Check every line below for the string "focuses", and copy the lines that contain it.

Dataset entries
^^^^^^^^^^^^^^^^

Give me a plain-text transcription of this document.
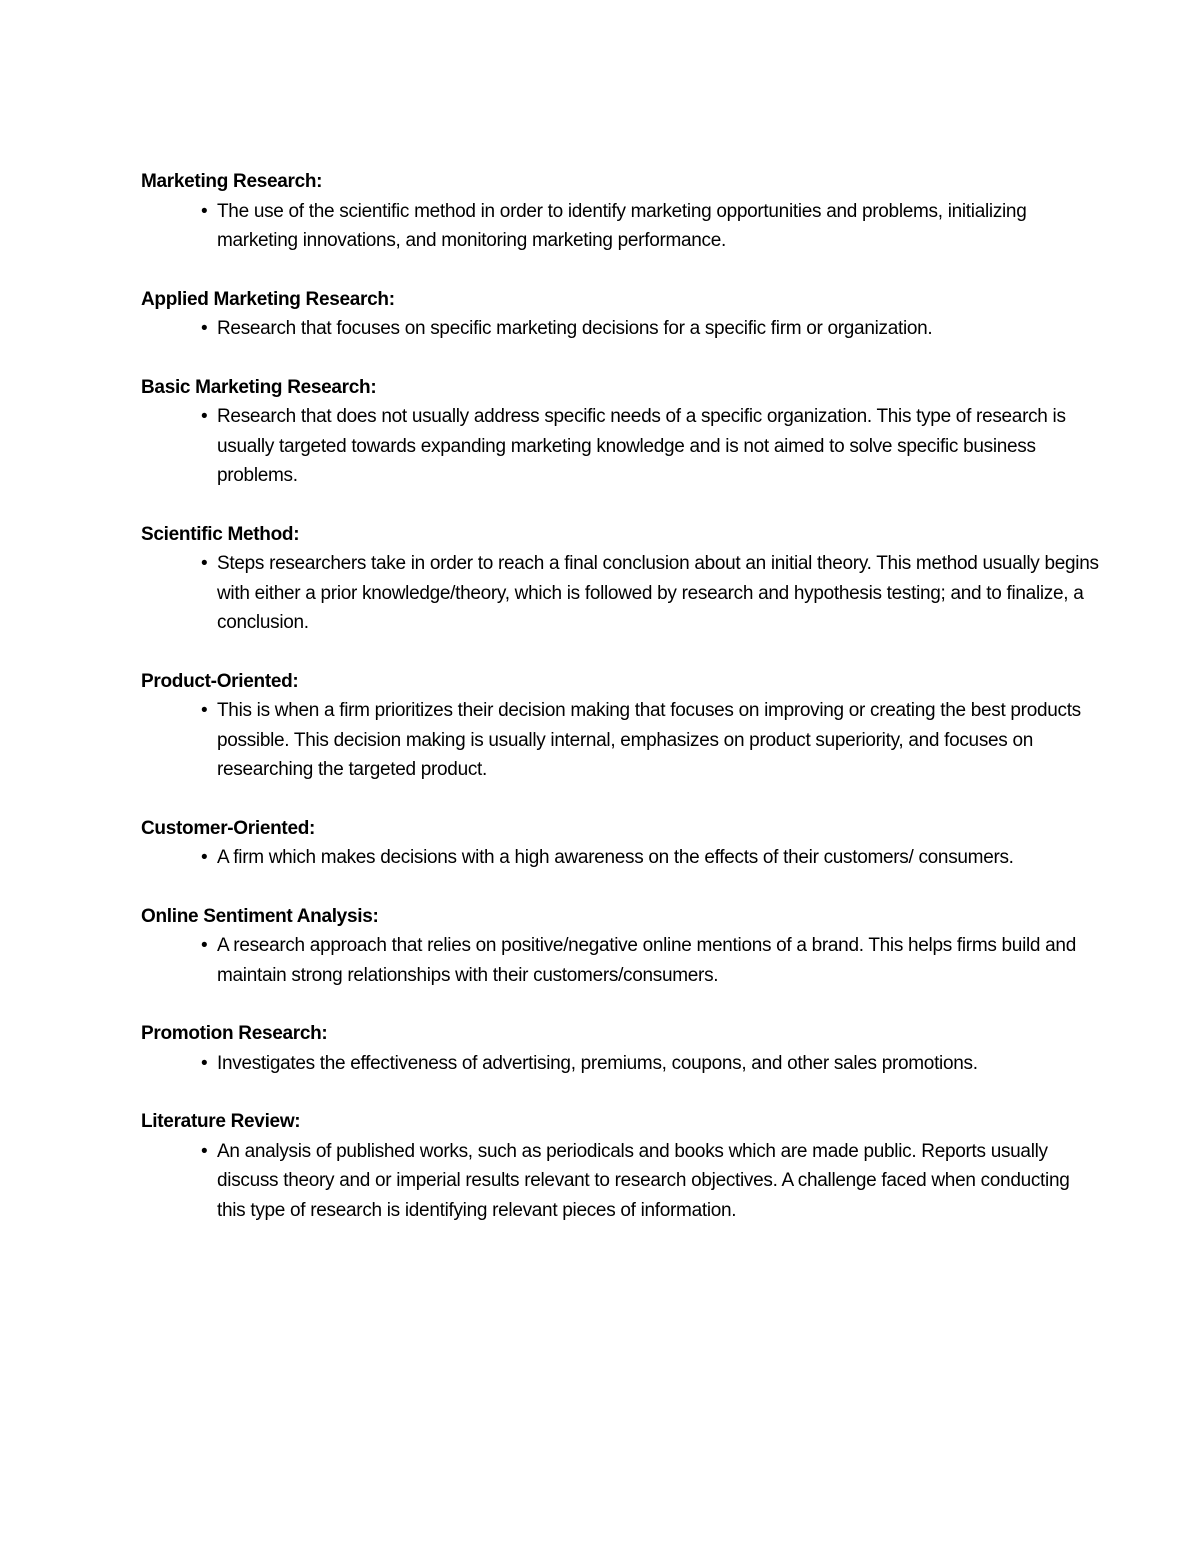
Marketing Research:

• The use of the scientific method in order to identify marketing opportunities and problems, initializing marketing innovations, and monitoring marketing performance.

Applied Marketing Research:

• Research that focuses on specific marketing decisions for a specific firm or organization.

Basic Marketing Research:

• Research that does not usually address specific needs of a specific organization. This type of research is usually targeted towards expanding marketing knowledge and is not aimed to solve specific business problems.

Scientific Method:

• Steps researchers take in order to reach a final conclusion about an initial theory. This method usually begins with either a prior knowledge/theory, which is followed by research and hypothesis testing; and to finalize, a conclusion.

Product-Oriented:

• This is when a firm prioritizes their decision making that focuses on improving or creating the best products possible. This decision making is usually internal, emphasizes on product superiority, and focuses on researching the targeted product.

Customer-Oriented:

• A firm which makes decisions with a high awareness on the effects of their customers/ consumers.

Online Sentiment Analysis:

• A research approach that relies on positive/negative online mentions of a brand. This helps firms build and maintain strong relationships with their customers/consumers.

Promotion Research:

• Investigates the effectiveness of advertising, premiums, coupons, and other sales promotions.

Literature Review:

• An analysis of published works, such as periodicals and books which are made public. Reports usually discuss theory and or imperial results relevant to research objectives. A challenge faced when conducting this type of research is identifying relevant pieces of information.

^^^^^^^^^^^^^^^^

## THE ANSWER:
• Research that focuses on specific marketing decisions for a specific firm or organization.
• This is when a firm prioritizes their decision making that focuses on improving or creating the best products possible. This decision making is usually internal, emphasizes on product superiority, and focuses on researching the targeted product.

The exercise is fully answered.